### PASSAGE TO READ
Both portfolio valuation and management have many facets, but one they have in common is attribution, that is, how much each asset or collection of them is contributing to the return. Thus, in these series of posts, we are going to wax technical about the computation of asset exposure. We will show how an initially balanced allocation, left to itself navigate the markets, can create a risky situation if you don’t intervene.
When we talk about exposure, we are referring to the weight each asset has in our portfolio. The higher we are exposed to an asset or a sector, the more our portfolio will rise when the given line goes up. However, it will capture the downs in the same proportion.
The FAANG
For the sake of example, we are going to set up a portfolio with the five most important technology companies in the States. They are known as the FAANG: Facebook – Amazon – Apple – Netflix and Google. In the following chart, we can see how all their prices have skyrocketed since 2012.
However, prices are not often the best metric to determine value. Could you tell which is the company that has grown the most? You might be tempted to say Google, or Amazon, right? Let’s take a look at each company’s cumulative return to get a better picture.
Surprise! Netflix is actually the company that has grown the most in the past years. In fact, if you had invested 100 USD by the time it started selling on the market, today you would have shares worth 3200 USD. Alas, how many of us knew of the existence of Netflix back then?
A portfolio’s performance
Let’s do some backtesting (simulation and analysis of past financial performance) with these five giants to learn how to correctly compute a portfolio’s performance through a weight formulation. This mathematical dressing, the weight, is very appealing from an analytical point of view. However, when put into practice, it reveals a fundamental fragility due to the integer nature of shares (I will let you ponder that one).

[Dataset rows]
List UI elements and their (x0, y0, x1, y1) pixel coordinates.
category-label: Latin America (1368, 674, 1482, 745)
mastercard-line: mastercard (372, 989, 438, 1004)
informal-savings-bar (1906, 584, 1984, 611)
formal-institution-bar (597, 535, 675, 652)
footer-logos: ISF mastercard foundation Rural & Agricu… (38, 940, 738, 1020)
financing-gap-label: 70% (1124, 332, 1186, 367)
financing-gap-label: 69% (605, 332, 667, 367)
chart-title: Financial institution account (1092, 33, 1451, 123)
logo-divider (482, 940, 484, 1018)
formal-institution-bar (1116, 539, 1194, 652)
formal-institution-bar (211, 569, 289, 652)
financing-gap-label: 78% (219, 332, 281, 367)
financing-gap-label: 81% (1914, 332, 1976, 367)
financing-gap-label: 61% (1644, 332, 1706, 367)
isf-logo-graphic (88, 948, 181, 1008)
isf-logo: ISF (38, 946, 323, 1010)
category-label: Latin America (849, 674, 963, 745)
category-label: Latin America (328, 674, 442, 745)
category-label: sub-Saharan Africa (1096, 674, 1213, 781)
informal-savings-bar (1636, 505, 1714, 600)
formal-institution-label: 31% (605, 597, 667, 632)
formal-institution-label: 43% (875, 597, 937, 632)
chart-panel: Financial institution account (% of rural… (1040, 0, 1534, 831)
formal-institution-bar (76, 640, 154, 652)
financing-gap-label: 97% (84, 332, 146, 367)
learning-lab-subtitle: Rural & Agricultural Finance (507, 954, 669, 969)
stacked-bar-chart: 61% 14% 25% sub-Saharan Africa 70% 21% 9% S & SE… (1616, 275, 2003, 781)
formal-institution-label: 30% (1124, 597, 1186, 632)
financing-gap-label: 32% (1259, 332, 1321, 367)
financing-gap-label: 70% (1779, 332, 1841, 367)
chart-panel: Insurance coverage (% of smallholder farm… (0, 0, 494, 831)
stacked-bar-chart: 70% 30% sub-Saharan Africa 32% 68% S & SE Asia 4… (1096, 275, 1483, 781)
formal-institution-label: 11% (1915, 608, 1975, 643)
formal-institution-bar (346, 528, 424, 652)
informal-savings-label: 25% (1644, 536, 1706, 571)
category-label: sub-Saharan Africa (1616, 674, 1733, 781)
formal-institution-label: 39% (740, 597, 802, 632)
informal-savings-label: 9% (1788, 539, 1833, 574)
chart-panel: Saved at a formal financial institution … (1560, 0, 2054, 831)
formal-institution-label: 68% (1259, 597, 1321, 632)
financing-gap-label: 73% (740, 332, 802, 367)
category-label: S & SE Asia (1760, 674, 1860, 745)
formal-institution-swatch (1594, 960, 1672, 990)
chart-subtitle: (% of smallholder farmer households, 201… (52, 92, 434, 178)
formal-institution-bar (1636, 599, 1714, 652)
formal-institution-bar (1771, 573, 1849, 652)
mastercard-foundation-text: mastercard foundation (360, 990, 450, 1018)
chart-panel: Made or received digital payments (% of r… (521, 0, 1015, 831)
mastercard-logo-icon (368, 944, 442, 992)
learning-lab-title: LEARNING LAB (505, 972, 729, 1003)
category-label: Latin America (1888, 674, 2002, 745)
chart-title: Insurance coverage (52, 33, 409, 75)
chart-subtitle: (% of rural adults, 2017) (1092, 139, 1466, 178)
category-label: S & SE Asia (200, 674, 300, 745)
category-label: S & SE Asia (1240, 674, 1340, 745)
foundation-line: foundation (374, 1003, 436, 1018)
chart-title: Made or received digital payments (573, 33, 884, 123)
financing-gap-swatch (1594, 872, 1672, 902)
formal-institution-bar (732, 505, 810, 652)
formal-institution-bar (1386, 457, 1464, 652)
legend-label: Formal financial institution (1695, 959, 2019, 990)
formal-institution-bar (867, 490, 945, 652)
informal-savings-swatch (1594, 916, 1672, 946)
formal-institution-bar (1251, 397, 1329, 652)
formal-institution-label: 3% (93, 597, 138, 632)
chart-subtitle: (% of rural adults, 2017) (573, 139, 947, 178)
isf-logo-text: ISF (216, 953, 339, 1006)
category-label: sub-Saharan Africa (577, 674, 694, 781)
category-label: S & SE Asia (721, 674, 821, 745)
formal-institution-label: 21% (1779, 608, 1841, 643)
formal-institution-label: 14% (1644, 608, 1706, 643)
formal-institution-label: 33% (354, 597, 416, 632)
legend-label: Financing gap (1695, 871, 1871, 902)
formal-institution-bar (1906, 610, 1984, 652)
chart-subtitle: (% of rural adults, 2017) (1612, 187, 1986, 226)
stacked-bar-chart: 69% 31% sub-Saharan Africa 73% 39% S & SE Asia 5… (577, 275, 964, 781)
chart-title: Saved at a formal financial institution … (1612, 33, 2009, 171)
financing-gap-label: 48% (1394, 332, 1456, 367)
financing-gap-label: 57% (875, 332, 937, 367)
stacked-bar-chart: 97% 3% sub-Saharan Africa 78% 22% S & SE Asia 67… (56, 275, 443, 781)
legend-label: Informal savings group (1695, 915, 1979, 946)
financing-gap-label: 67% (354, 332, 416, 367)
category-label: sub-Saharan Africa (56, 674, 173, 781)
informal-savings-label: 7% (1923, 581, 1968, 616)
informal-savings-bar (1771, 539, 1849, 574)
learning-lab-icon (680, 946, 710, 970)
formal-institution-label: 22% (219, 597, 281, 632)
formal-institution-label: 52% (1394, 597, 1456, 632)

### GOALS
1: In the passage on portfolio exposure, what would an investment of 100 USD in Netflix be worth today if it had been made when the company started selling on the market?
2: Format the entries as a numbered list, starting with the first line of the entries and going on through the line that contains "isf-logo-graphic (88, 948, 181, 1008)", with both included and blank lines left out.

### SOLUTIONS TO THE PROBLEMS
1: Shares worth 3200 USD.

2:
1. List UI elements and their (x0, y0, x1, y1) pixel coordinates.
2. category-label: Latin America (1368, 674, 1482, 745)
3. mastercard-line: mastercard (372, 989, 438, 1004)
4. informal-savings-bar (1906, 584, 1984, 611)
5. formal-institution-bar (597, 535, 675, 652)
6. footer-logos: ISF mastercard foundation Rural & Agricu… (38, 940, 738, 1020)
7. financing-gap-label: 70% (1124, 332, 1186, 367)
8. financing-gap-label: 69% (605, 332, 667, 367)
9. chart-title: Financial institution account (1092, 33, 1451, 123)
10. logo-divider (482, 940, 484, 1018)
11. formal-institution-bar (1116, 539, 1194, 652)
12. formal-institution-bar (211, 569, 289, 652)
13. financing-gap-label: 78% (219, 332, 281, 367)
14. financing-gap-label: 81% (1914, 332, 1976, 367)
15. financing-gap-label: 61% (1644, 332, 1706, 367)
16. isf-logo-graphic (88, 948, 181, 1008)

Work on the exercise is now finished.